Collection entries
--

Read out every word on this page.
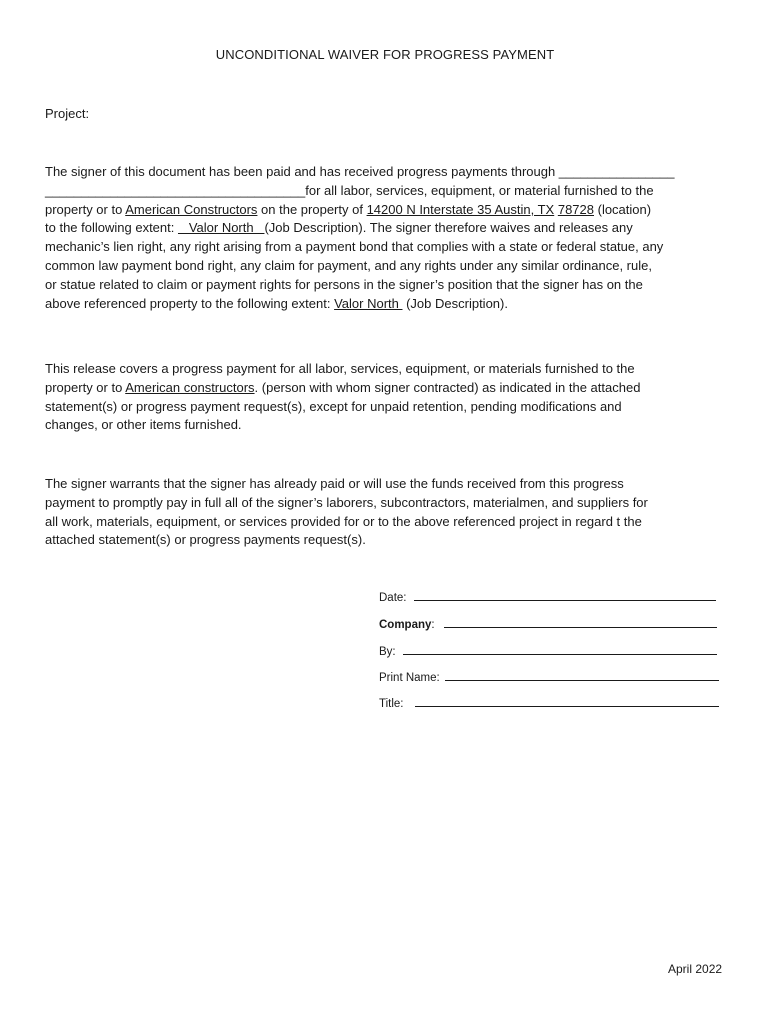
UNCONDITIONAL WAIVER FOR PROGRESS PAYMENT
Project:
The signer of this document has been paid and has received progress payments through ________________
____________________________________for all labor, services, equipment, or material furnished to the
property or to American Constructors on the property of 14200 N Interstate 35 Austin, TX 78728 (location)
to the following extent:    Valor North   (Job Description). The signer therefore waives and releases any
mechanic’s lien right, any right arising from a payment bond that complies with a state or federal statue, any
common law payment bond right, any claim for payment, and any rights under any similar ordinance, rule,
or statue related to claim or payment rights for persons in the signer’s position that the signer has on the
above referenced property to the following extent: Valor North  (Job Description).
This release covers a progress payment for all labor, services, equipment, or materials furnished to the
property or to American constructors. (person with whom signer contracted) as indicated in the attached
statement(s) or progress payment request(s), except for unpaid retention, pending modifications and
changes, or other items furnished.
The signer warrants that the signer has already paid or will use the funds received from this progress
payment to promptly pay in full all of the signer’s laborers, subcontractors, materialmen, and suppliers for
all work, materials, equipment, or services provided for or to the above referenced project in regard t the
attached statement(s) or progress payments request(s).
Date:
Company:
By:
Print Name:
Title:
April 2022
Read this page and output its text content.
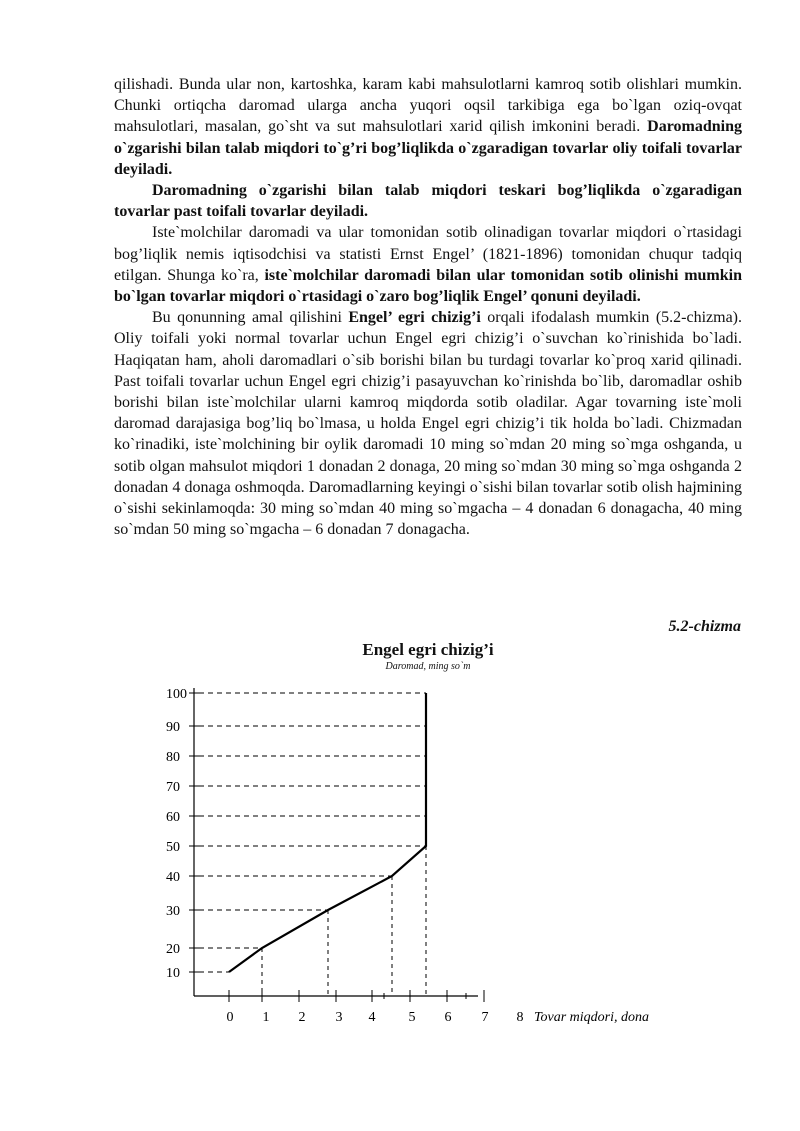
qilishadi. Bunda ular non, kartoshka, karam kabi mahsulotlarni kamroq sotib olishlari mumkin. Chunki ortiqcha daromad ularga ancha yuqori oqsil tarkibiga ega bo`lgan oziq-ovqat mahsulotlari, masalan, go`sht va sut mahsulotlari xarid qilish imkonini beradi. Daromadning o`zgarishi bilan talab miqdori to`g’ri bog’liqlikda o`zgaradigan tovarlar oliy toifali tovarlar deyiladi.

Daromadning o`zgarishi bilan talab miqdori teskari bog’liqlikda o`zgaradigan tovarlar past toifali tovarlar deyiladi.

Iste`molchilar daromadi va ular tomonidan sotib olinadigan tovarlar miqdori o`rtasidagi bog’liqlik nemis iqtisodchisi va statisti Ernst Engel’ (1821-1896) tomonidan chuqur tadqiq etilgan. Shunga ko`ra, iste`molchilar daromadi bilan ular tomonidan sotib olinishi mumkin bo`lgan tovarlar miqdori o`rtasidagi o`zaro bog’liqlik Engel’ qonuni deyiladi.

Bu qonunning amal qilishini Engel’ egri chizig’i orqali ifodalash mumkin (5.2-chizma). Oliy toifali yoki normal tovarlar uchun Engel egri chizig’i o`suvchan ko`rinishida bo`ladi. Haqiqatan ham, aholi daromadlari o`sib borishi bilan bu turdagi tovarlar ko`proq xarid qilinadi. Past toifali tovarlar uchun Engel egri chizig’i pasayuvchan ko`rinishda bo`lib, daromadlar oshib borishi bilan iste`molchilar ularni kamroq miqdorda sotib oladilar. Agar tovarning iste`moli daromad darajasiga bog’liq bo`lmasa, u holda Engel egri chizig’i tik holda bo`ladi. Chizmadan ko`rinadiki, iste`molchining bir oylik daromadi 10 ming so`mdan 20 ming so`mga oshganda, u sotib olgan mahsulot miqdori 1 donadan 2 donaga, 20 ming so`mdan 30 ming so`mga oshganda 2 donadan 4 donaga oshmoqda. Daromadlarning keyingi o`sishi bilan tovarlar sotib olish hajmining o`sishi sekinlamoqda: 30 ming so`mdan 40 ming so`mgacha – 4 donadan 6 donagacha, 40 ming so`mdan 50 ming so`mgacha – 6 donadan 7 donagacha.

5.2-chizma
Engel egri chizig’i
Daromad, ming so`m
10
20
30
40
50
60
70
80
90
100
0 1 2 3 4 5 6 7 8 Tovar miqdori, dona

--

Do this → Return every line above that contains the word "bond".

Right answer →
mechanic’s lien right, any right arising from a payment bond that complies with a state or federal statue, any
common law payment bond right, any claim for payment, and any rights under any similar ordinance, rule,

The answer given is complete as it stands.